**WHAT TO DO**
Locate the lines where "должен" occurs and copy them as they stand.

━━ INFORMATION SUPPLIED ━━

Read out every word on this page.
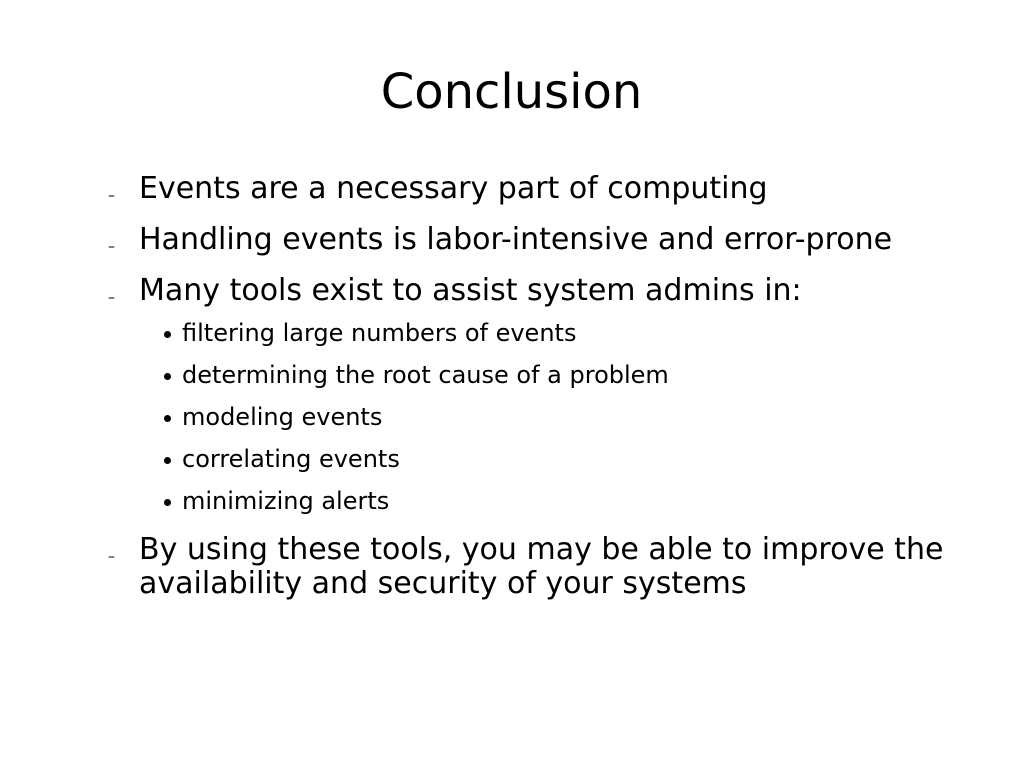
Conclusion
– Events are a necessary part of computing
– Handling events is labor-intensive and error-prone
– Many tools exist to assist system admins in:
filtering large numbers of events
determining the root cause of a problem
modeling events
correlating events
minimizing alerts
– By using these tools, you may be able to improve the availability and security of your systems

━━━
━━ INFORMATION SUPPLIED ━━

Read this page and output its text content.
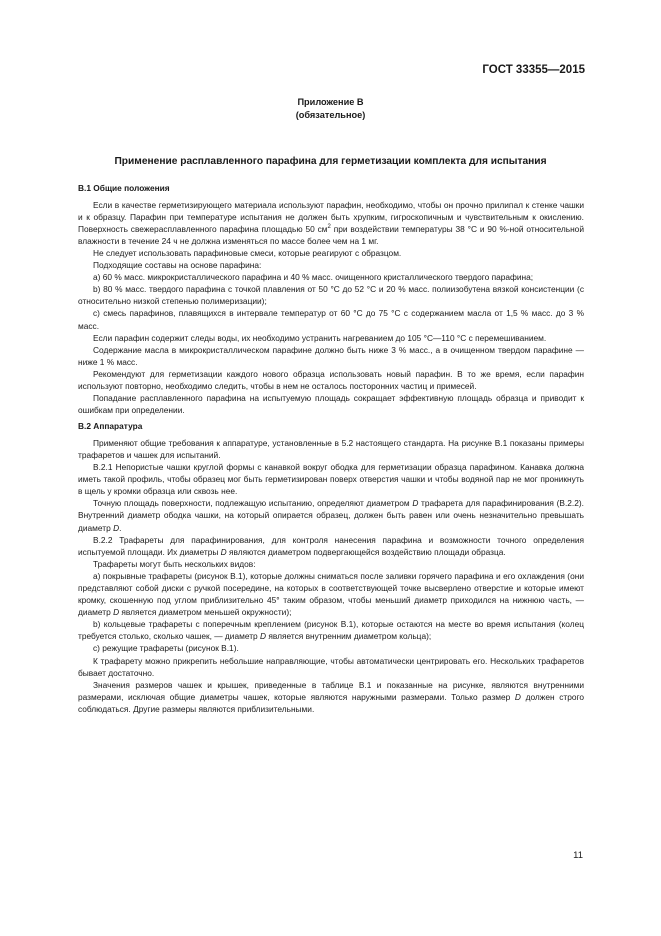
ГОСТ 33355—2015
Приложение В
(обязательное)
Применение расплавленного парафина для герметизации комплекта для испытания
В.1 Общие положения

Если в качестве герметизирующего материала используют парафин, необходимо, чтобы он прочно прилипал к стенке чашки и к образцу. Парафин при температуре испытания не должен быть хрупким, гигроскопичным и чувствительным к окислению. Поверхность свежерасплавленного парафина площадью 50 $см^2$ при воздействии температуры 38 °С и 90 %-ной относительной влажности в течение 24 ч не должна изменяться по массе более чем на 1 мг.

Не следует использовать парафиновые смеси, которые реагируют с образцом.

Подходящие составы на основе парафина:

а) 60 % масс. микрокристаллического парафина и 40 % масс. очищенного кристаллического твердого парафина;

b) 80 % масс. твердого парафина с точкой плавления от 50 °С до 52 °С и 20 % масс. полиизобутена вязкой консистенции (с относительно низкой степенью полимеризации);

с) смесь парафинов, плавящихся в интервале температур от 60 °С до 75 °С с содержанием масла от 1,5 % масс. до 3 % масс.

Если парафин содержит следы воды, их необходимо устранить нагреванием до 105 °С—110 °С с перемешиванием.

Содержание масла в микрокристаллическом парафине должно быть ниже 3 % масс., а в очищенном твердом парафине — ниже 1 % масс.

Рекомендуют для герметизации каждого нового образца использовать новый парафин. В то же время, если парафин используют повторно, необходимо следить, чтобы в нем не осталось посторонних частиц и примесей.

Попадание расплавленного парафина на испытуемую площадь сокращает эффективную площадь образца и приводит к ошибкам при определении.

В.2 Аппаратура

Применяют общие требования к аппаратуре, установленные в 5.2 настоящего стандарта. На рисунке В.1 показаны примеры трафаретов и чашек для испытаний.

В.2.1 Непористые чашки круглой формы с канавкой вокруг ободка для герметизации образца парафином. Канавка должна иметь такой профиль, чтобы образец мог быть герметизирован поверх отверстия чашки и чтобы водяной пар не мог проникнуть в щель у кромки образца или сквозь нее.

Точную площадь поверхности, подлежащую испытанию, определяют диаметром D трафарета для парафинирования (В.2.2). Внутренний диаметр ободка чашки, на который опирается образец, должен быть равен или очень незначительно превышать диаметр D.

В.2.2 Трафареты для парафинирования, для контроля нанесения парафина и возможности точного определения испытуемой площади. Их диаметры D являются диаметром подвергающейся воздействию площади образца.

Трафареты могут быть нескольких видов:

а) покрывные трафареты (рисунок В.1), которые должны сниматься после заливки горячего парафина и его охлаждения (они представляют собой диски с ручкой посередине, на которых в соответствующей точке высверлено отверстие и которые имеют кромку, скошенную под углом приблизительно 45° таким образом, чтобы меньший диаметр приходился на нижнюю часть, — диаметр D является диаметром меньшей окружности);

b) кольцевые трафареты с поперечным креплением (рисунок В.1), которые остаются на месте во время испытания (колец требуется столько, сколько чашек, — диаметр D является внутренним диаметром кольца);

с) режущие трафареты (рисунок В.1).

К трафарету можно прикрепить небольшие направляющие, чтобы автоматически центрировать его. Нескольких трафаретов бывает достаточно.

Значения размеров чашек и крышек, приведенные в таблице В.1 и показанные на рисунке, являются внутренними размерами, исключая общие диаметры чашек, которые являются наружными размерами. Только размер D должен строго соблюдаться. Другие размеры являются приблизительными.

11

━━━

**THE SOLUTION**
Если в качестве герметизирующего материала используют парафин, необходимо, чтобы он прочно прилипал к стенке чашки и к образцу. Парафин при температуре испытания не должен быть хрупким, гигроскопичным и чувствительным к окислению. Поверхность свежерасплавленного парафина площадью 50 $см^2$ при воздействии температуры 38 °С и 90 %-ной относительной влажности в течение 24 ч не должна изменяться по массе более чем на 1 мг.
Точную площадь поверхности, подлежащую испытанию, определяют диаметром D трафарета для парафинирования (В.2.2). Внутренний диаметр ободка чашки, на который опирается образец, должен быть равен или очень незначительно превышать диаметр D.
Значения размеров чашек и крышек, приведенные в таблице В.1 и показанные на рисунке, являются внутренними размерами, исключая общие диаметры чашек, которые являются наружными размерами. Только размер D должен строго соблюдаться. Другие размеры являются приблизительными.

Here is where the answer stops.